Extracted data entries:
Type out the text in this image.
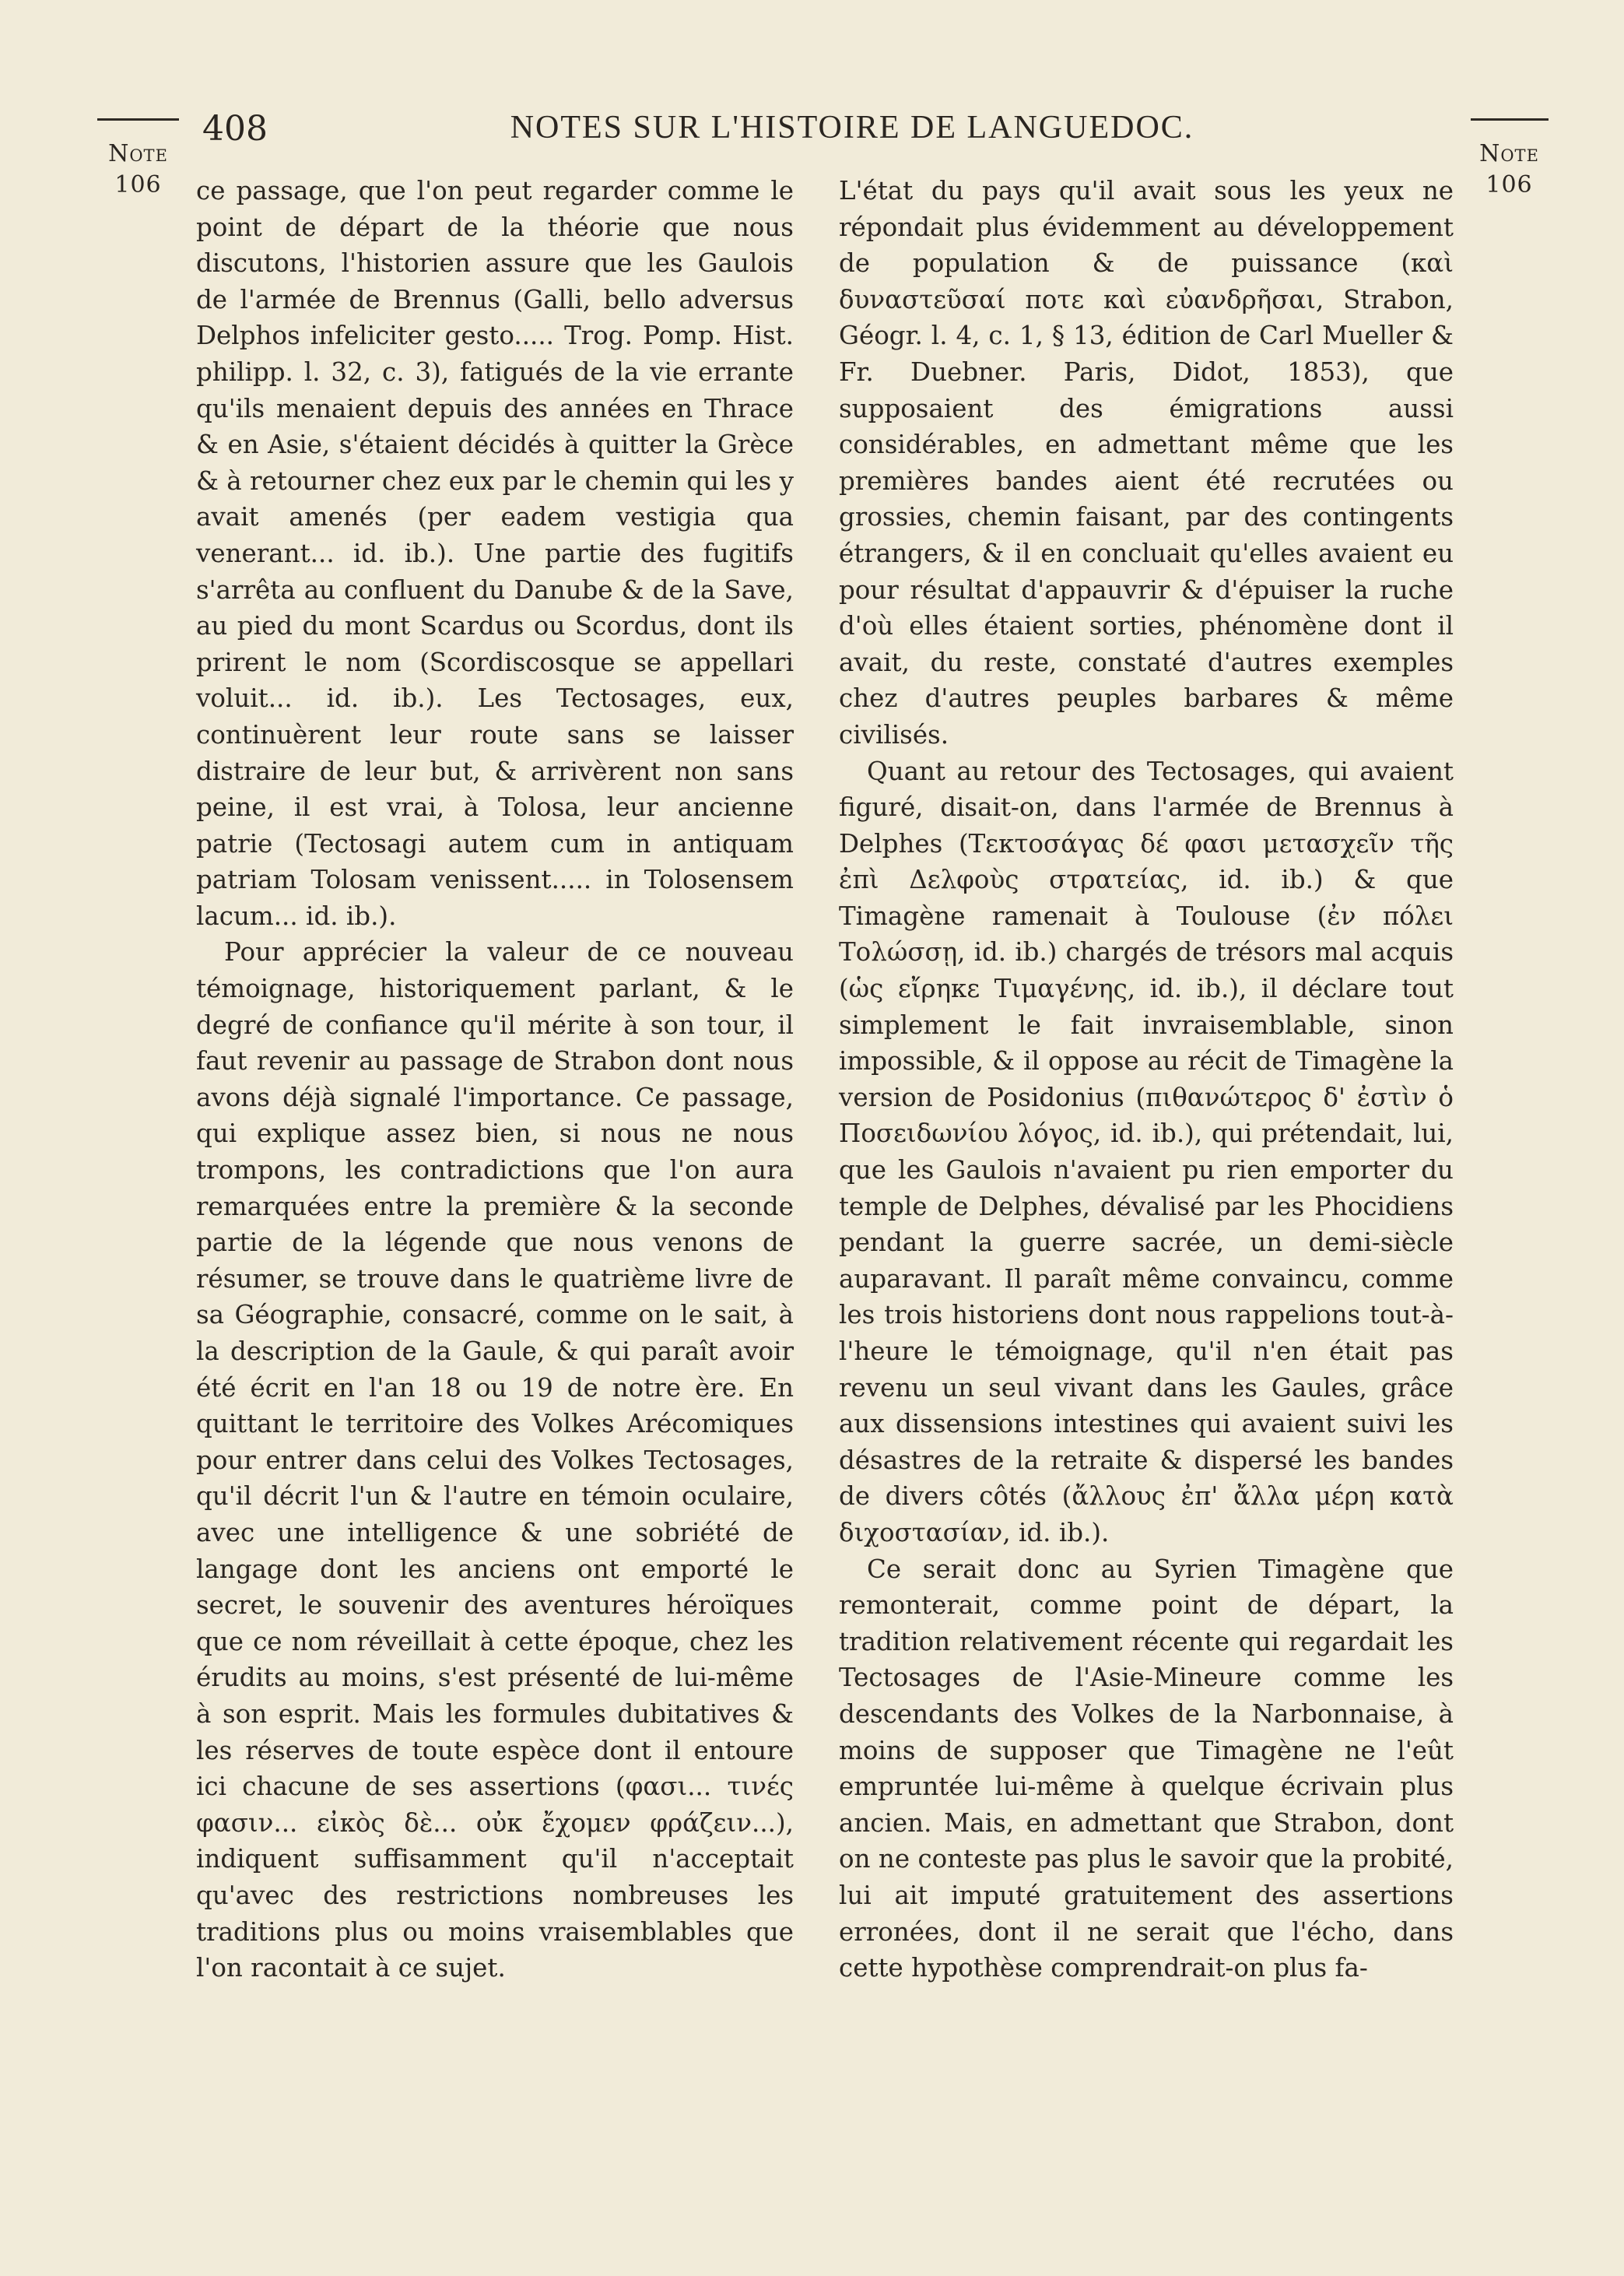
Note
106
408	NOTES SUR L'HISTOIRE DE LANGUEDOC.
Note
106

ce passage, que l'on peut regarder comme le point de départ de la théorie que nous discutons, l'historien assure que les Gaulois de l'armée de Brennus (Galli, bello adversus Delphos infeliciter gesto..... Trog. Pomp. Hist. philipp. l. 32, c. 3), fatigués de la vie errante qu'ils menaient depuis des années en Thrace & en Asie, s'étaient décidés à quitter la Grèce & à retourner chez eux par le chemin qui les y avait amenés (per eadem vestigia qua venerant... id. ib.). Une partie des fugitifs s'arrêta au confluent du Danube & de la Save, au pied du mont Scardus ou Scordus, dont ils prirent le nom (Scordiscosque se appellari voluit... id. ib.). Les Tectosages, eux, continuèrent leur route sans se laisser distraire de leur but, & arrivèrent non sans peine, il est vrai, à Tolosa, leur ancienne patrie (Tectosagi autem cum in antiquam patriam Tolosam venissent..... in Tolosensem lacum... id. ib.).

Pour apprécier la valeur de ce nouveau témoignage, historiquement parlant, & le degré de confiance qu'il mérite à son tour, il faut revenir au passage de Strabon dont nous avons déjà signalé l'importance. Ce passage, qui explique assez bien, si nous ne nous trompons, les contradictions que l'on aura remarquées entre la première & la seconde partie de la légende que nous venons de résumer, se trouve dans le quatrième livre de sa Géographie, consacré, comme on le sait, à la description de la Gaule, & qui paraît avoir été écrit en l'an 18 ou 19 de notre ère. En quittant le territoire des Volkes Arécomiques pour entrer dans celui des Volkes Tectosages, qu'il décrit l'un & l'autre en témoin oculaire, avec une intelligence & une sobriété de langage dont les anciens ont emporté le secret, le souvenir des aventures héroïques que ce nom réveillait à cette époque, chez les érudits au moins, s'est présenté de lui-même à son esprit. Mais les formules dubitatives & les réserves de toute espèce dont il entoure ici chacune de ses assertions (φασι... τινές φασιν... εἰκὸς δὲ... οὐκ ἔχομεν φράζειν...), indiquent suffisamment qu'il n'acceptait qu'avec des restrictions nombreuses les traditions plus ou moins vraisemblables que l'on racontait à ce sujet.

L'état du pays qu'il avait sous les yeux ne répondait plus évidemment au développement de population & de puissance (καὶ δυναστεῦσαί ποτε καὶ εὐανδρῆσαι, Strabon, Géogr. l. 4, c. 1, § 13, édition de Carl Mueller & Fr. Duebner. Paris, Didot, 1853), que supposaient des émigrations aussi considérables, en admettant même que les premières bandes aient été recrutées ou grossies, chemin faisant, par des contingents étrangers, & il en concluait qu'elles avaient eu pour résultat d'appauvrir & d'épuiser la ruche d'où elles étaient sorties, phénomène dont il avait, du reste, constaté d'autres exemples chez d'autres peuples barbares & même civilisés.

Quant au retour des Tectosages, qui avaient figuré, disait-on, dans l'armée de Brennus à Delphes (Τεκτοσάγας δέ φασι μετασχεῖν τῆς ἐπὶ Δελφοὺς στρατείας, id. ib.) & que Timagène ramenait à Toulouse (ἐν πόλει Τολώσσῃ, id. ib.) chargés de trésors mal acquis (ὡς εἴρηκε Τιμαγένης, id. ib.), il déclare tout simplement le fait invraisemblable, sinon impossible, & il oppose au récit de Timagène la version de Posidonius (πιθανώτερος δ' ἐστὶν ὁ Ποσειδωνίου λόγος, id. ib.), qui prétendait, lui, que les Gaulois n'avaient pu rien emporter du temple de Delphes, dévalisé par les Phocidiens pendant la guerre sacrée, un demi-siècle auparavant. Il paraît même convaincu, comme les trois historiens dont nous rappelions tout-à-l'heure le témoignage, qu'il n'en était pas revenu un seul vivant dans les Gaules, grâce aux dissensions intestines qui avaient suivi les désastres de la retraite & dispersé les bandes de divers côtés (ἄλλους ἐπ' ἄλλα μέρη κατὰ διχοστασίαν, id. ib.).

Ce serait donc au Syrien Timagène que remonterait, comme point de départ, la tradition relativement récente qui regardait les Tectosages de l'Asie-Mineure comme les descendants des Volkes de la Narbonnaise, à moins de supposer que Timagène ne l'eût empruntée lui-même à quelque écrivain plus ancien. Mais, en admettant que Strabon, dont on ne conteste pas plus le savoir que la probité, lui ait imputé gratuitement des assertions erronées, dont il ne serait que l'écho, dans cette hypothèse comprendrait-on plus fa-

[Task details] Print every entry exactly as written, without the pictures.

[The result]
Type out the text in this image.
Note
106
408	NOTES SUR L'HISTOIRE DE LANGUEDOC.
Note
106

ce passage, que l'on peut regarder comme le point de départ de la théorie que nous discutons, l'historien assure que les Gaulois de l'armée de Brennus (Galli, bello adversus Delphos infeliciter gesto..... Trog. Pomp. Hist. philipp. l. 32, c. 3), fatigués de la vie errante qu'ils menaient depuis des années en Thrace & en Asie, s'étaient décidés à quitter la Grèce & à retourner chez eux par le chemin qui les y avait amenés (per eadem vestigia qua venerant... id. ib.). Une partie des fugitifs s'arrêta au confluent du Danube & de la Save, au pied du mont Scardus ou Scordus, dont ils prirent le nom (Scordiscosque se appellari voluit... id. ib.). Les Tectosages, eux, continuèrent leur route sans se laisser distraire de leur but, & arrivèrent non sans peine, il est vrai, à Tolosa, leur ancienne patrie (Tectosagi autem cum in antiquam patriam Tolosam venissent..... in Tolosensem lacum... id. ib.).

Pour apprécier la valeur de ce nouveau témoignage, historiquement parlant, & le degré de confiance qu'il mérite à son tour, il faut revenir au passage de Strabon dont nous avons déjà signalé l'importance. Ce passage, qui explique assez bien, si nous ne nous trompons, les contradictions que l'on aura remarquées entre la première & la seconde partie de la légende que nous venons de résumer, se trouve dans le quatrième livre de sa Géographie, consacré, comme on le sait, à la description de la Gaule, & qui paraît avoir été écrit en l'an 18 ou 19 de notre ère. En quittant le territoire des Volkes Arécomiques pour entrer dans celui des Volkes Tectosages, qu'il décrit l'un & l'autre en témoin oculaire, avec une intelligence & une sobriété de langage dont les anciens ont emporté le secret, le souvenir des aventures héroïques que ce nom réveillait à cette époque, chez les érudits au moins, s'est présenté de lui-même à son esprit. Mais les formules dubitatives & les réserves de toute espèce dont il entoure ici chacune de ses assertions (φασι... τινές φασιν... εἰκὸς δὲ... οὐκ ἔχομεν φράζειν...), indiquent suffisamment qu'il n'acceptait qu'avec des restrictions nombreuses les traditions plus ou moins vraisemblables que l'on racontait à ce sujet.

L'état du pays qu'il avait sous les yeux ne répondait plus évidemment au développement de population & de puissance (καὶ δυναστεῦσαί ποτε καὶ εὐανδρῆσαι, Strabon, Géogr. l. 4, c. 1, § 13, édition de Carl Mueller & Fr. Duebner. Paris, Didot, 1853), que supposaient des émigrations aussi considérables, en admettant même que les premières bandes aient été recrutées ou grossies, chemin faisant, par des contingents étrangers, & il en concluait qu'elles avaient eu pour résultat d'appauvrir & d'épuiser la ruche d'où elles étaient sorties, phénomène dont il avait, du reste, constaté d'autres exemples chez d'autres peuples barbares & même civilisés.

Quant au retour des Tectosages, qui avaient figuré, disait-on, dans l'armée de Brennus à Delphes (Τεκτοσάγας δέ φασι μετασχεῖν τῆς ἐπὶ Δελφοὺς στρατείας, id. ib.) & que Timagène ramenait à Toulouse (ἐν πόλει Τολώσσῃ, id. ib.) chargés de trésors mal acquis (ὡς εἴρηκε Τιμαγένης, id. ib.), il déclare tout simplement le fait invraisemblable, sinon impossible, & il oppose au récit de Timagène la version de Posidonius (πιθανώτερος δ' ἐστὶν ὁ Ποσειδωνίου λόγος, id. ib.), qui prétendait, lui, que les Gaulois n'avaient pu rien emporter du temple de Delphes, dévalisé par les Phocidiens pendant la guerre sacrée, un demi-siècle auparavant. Il paraît même convaincu, comme les trois historiens dont nous rappelions tout-à-l'heure le témoignage, qu'il n'en était pas revenu un seul vivant dans les Gaules, grâce aux dissensions intestines qui avaient suivi les désastres de la retraite & dispersé les bandes de divers côtés (ἄλλους ἐπ' ἄλλα μέρη κατὰ διχοστασίαν, id. ib.).

Ce serait donc au Syrien Timagène que remonterait, comme point de départ, la tradition relativement récente qui regardait les Tectosages de l'Asie-Mineure comme les descendants des Volkes de la Narbonnaise, à moins de supposer que Timagène ne l'eût empruntée lui-même à quelque écrivain plus ancien. Mais, en admettant que Strabon, dont on ne conteste pas plus le savoir que la probité, lui ait imputé gratuitement des assertions erronées, dont il ne serait que l'écho, dans cette hypothèse comprendrait-on plus fa-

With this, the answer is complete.